What you should do:
Look at the entries below and reproduce them exactly.

Information provided:
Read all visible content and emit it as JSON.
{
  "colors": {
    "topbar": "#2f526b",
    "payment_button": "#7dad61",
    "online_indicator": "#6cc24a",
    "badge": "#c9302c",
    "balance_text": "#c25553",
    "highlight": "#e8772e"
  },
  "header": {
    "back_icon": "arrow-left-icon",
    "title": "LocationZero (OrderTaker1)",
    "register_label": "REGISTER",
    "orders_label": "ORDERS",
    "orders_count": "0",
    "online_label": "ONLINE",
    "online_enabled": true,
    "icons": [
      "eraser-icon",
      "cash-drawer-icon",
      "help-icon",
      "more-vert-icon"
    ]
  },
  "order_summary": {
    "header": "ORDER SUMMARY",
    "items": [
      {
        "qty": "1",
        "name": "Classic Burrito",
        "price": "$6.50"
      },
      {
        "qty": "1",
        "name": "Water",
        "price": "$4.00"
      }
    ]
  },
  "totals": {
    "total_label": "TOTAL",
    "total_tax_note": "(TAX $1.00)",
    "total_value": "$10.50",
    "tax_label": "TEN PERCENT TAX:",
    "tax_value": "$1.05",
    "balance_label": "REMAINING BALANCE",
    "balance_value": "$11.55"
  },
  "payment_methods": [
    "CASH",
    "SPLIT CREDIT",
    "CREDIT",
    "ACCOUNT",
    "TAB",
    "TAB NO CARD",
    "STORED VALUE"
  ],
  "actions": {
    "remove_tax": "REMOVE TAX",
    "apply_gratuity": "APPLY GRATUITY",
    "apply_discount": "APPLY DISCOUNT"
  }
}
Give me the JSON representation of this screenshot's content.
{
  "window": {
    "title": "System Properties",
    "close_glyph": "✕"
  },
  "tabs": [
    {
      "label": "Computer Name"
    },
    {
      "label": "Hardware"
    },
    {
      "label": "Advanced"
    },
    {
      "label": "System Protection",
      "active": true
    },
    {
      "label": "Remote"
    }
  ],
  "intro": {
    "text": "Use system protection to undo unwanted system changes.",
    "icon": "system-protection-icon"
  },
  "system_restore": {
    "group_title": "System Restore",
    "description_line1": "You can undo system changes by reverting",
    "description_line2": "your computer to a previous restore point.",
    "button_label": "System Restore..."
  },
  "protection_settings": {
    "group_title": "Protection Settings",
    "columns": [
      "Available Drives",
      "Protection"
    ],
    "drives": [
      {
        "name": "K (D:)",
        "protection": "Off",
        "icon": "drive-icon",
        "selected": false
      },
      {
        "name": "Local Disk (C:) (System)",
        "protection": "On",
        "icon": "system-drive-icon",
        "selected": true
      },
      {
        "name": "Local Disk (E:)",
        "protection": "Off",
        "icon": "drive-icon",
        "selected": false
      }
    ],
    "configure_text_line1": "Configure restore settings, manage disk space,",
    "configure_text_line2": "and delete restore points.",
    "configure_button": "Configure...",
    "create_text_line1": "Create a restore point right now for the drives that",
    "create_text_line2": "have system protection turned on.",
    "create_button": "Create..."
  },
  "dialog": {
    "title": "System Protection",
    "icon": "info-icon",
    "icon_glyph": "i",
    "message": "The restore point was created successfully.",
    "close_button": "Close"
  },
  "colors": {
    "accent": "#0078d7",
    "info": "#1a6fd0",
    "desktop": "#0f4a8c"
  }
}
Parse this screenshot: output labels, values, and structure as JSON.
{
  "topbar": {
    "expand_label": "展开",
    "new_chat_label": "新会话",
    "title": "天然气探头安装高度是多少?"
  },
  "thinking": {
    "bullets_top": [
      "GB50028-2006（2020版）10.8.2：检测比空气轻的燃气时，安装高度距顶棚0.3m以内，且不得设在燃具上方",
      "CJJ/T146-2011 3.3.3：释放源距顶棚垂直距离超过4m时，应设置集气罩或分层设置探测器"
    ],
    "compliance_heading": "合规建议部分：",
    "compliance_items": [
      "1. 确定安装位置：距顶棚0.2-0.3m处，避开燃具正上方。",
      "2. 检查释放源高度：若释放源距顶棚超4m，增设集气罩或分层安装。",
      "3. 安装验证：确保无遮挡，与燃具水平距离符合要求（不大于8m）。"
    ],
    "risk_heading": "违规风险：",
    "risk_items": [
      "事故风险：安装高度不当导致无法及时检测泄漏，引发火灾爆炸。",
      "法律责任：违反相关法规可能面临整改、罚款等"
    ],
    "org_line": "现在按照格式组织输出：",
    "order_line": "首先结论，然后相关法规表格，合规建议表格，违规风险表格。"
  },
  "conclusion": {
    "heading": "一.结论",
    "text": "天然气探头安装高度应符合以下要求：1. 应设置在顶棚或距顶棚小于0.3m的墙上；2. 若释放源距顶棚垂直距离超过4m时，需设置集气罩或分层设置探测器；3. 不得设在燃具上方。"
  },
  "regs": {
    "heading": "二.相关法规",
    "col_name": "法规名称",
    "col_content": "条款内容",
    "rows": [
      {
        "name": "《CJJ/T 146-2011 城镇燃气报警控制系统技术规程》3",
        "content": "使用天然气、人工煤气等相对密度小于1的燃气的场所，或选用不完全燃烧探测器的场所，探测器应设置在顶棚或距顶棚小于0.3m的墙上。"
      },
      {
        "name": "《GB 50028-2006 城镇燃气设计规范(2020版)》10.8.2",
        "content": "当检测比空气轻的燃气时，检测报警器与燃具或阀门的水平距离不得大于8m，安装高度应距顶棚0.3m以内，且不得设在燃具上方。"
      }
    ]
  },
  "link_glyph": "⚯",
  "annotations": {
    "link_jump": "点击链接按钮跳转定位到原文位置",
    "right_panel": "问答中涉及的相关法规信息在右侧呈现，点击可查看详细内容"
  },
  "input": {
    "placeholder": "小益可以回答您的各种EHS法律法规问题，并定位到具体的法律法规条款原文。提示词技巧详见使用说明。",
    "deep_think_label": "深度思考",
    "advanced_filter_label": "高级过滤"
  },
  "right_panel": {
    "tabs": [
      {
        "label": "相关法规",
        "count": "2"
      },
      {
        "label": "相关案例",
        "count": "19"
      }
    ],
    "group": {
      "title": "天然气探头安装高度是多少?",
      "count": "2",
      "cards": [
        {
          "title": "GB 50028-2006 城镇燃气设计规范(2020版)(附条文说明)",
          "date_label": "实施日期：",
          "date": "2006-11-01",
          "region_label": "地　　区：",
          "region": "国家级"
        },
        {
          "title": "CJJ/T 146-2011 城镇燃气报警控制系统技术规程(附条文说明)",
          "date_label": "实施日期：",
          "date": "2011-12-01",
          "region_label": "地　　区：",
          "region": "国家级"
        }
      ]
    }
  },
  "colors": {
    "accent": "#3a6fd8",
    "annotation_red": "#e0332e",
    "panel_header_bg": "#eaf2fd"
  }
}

Written response:
Read all visible content and emit it as JSON.
{
  "colors": {
    "topbar": "#2f526b",
    "payment_button": "#7dad61",
    "online_indicator": "#6cc24a",
    "badge": "#c9302c",
    "balance_text": "#c25553",
    "highlight": "#e8772e"
  },
  "header": {
    "back_icon": "arrow-left-icon",
    "title": "LocationZero (OrderTaker1)",
    "register_label": "REGISTER",
    "orders_label": "ORDERS",
    "orders_count": "0",
    "online_label": "ONLINE",
    "online_enabled": true,
    "icons": [
      "eraser-icon",
      "cash-drawer-icon",
      "help-icon",
      "more-vert-icon"
    ]
  },
  "order_summary": {
    "header": "ORDER SUMMARY",
    "items": [
      {
        "qty": "1",
        "name": "Classic Burrito",
        "price": "$6.50"
      },
      {
        "qty": "1",
        "name": "Water",
        "price": "$4.00"
      }
    ]
  },
  "totals": {
    "total_label": "TOTAL",
    "total_tax_note": "(TAX $1.00)",
    "total_value": "$10.50",
    "tax_label": "TEN PERCENT TAX:",
    "tax_value": "$1.05",
    "balance_label": "REMAINING BALANCE",
    "balance_value": "$11.55"
  },
  "payment_methods": [
    "CASH",
    "SPLIT CREDIT",
    "CREDIT",
    "ACCOUNT",
    "TAB",
    "TAB NO CARD",
    "STORED VALUE"
  ],
  "actions": {
    "remove_tax": "REMOVE TAX",
    "apply_gratuity": "APPLY GRATUITY",
    "apply_discount": "APPLY DISCOUNT"
  }
}
Give me the JSON representation of this screenshot's content.
{
  "window": {
    "title": "System Properties",
    "close_glyph": "✕"
  },
  "tabs": [
    {
      "label": "Computer Name"
    },
    {
      "label": "Hardware"
    },
    {
      "label": "Advanced"
    },
    {
      "label": "System Protection",
      "active": true
    },
    {
      "label": "Remote"
    }
  ],
  "intro": {
    "text": "Use system protection to undo unwanted system changes.",
    "icon": "system-protection-icon"
  },
  "system_restore": {
    "group_title": "System Restore",
    "description_line1": "You can undo system changes by reverting",
    "description_line2": "your computer to a previous restore point.",
    "button_label": "System Restore..."
  },
  "protection_settings": {
    "group_title": "Protection Settings",
    "columns": [
      "Available Drives",
      "Protection"
    ],
    "drives": [
      {
        "name": "K (D:)",
        "protection": "Off",
        "icon": "drive-icon",
        "selected": false
      },
      {
        "name": "Local Disk (C:) (System)",
        "protection": "On",
        "icon": "system-drive-icon",
        "selected": true
      },
      {
        "name": "Local Disk (E:)",
        "protection": "Off",
        "icon": "drive-icon",
        "selected": false
      }
    ],
    "configure_text_line1": "Configure restore settings, manage disk space,",
    "configure_text_line2": "and delete restore points.",
    "configure_button": "Configure...",
    "create_text_line1": "Create a restore point right now for the drives that",
    "create_text_line2": "have system protection turned on.",
    "create_button": "Create..."
  },
  "dialog": {
    "title": "System Protection",
    "icon": "info-icon",
    "icon_glyph": "i",
    "message": "The restore point was created successfully.",
    "close_button": "Close"
  },
  "colors": {
    "accent": "#0078d7",
    "info": "#1a6fd0",
    "desktop": "#0f4a8c"
  }
}
Parse this screenshot: output labels, values, and structure as JSON.
{
  "topbar": {
    "expand_label": "展开",
    "new_chat_label": "新会话",
    "title": "天然气探头安装高度是多少?"
  },
  "thinking": {
    "bullets_top": [
      "GB50028-2006（2020版）10.8.2：检测比空气轻的燃气时，安装高度距顶棚0.3m以内，且不得设在燃具上方",
      "CJJ/T146-2011 3.3.3：释放源距顶棚垂直距离超过4m时，应设置集气罩或分层设置探测器"
    ],
    "compliance_heading": "合规建议部分：",
    "compliance_items": [
      "1. 确定安装位置：距顶棚0.2-0.3m处，避开燃具正上方。",
      "2. 检查释放源高度：若释放源距顶棚超4m，增设集气罩或分层安装。",
      "3. 安装验证：确保无遮挡，与燃具水平距离符合要求（不大于8m）。"
    ],
    "risk_heading": "违规风险：",
    "risk_items": [
      "事故风险：安装高度不当导致无法及时检测泄漏，引发火灾爆炸。",
      "法律责任：违反相关法规可能面临整改、罚款等"
    ],
    "org_line": "现在按照格式组织输出：",
    "order_line": "首先结论，然后相关法规表格，合规建议表格，违规风险表格。"
  },
  "conclusion": {
    "heading": "一.结论",
    "text": "天然气探头安装高度应符合以下要求：1. 应设置在顶棚或距顶棚小于0.3m的墙上；2. 若释放源距顶棚垂直距离超过4m时，需设置集气罩或分层设置探测器；3. 不得设在燃具上方。"
  },
  "regs": {
    "heading": "二.相关法规",
    "col_name": "法规名称",
    "col_content": "条款内容",
    "rows": [
      {
        "name": "《CJJ/T 146-2011 城镇燃气报警控制系统技术规程》3",
        "content": "使用天然气、人工煤气等相对密度小于1的燃气的场所，或选用不完全燃烧探测器的场所，探测器应设置在顶棚或距顶棚小于0.3m的墙上。"
      },
      {
        "name": "《GB 50028-2006 城镇燃气设计规范(2020版)》10.8.2",
        "content": "当检测比空气轻的燃气时，检测报警器与燃具或阀门的水平距离不得大于8m，安装高度应距顶棚0.3m以内，且不得设在燃具上方。"
      }
    ]
  },
  "link_glyph": "⚯",
  "annotations": {
    "link_jump": "点击链接按钮跳转定位到原文位置",
    "right_panel": "问答中涉及的相关法规信息在右侧呈现，点击可查看详细内容"
  },
  "input": {
    "placeholder": "小益可以回答您的各种EHS法律法规问题，并定位到具体的法律法规条款原文。提示词技巧详见使用说明。",
    "deep_think_label": "深度思考",
    "advanced_filter_label": "高级过滤"
  },
  "right_panel": {
    "tabs": [
      {
        "label": "相关法规",
        "count": "2"
      },
      {
        "label": "相关案例",
        "count": "19"
      }
    ],
    "group": {
      "title": "天然气探头安装高度是多少?",
      "count": "2",
      "cards": [
        {
          "title": "GB 50028-2006 城镇燃气设计规范(2020版)(附条文说明)",
          "date_label": "实施日期：",
          "date": "2006-11-01",
          "region_label": "地　　区：",
          "region": "国家级"
        },
        {
          "title": "CJJ/T 146-2011 城镇燃气报警控制系统技术规程(附条文说明)",
          "date_label": "实施日期：",
          "date": "2011-12-01",
          "region_label": "地　　区：",
          "region": "国家级"
        }
      ]
    }
  },
  "colors": {
    "accent": "#3a6fd8",
    "annotation_red": "#e0332e",
    "panel_header_bg": "#eaf2fd"
  }
}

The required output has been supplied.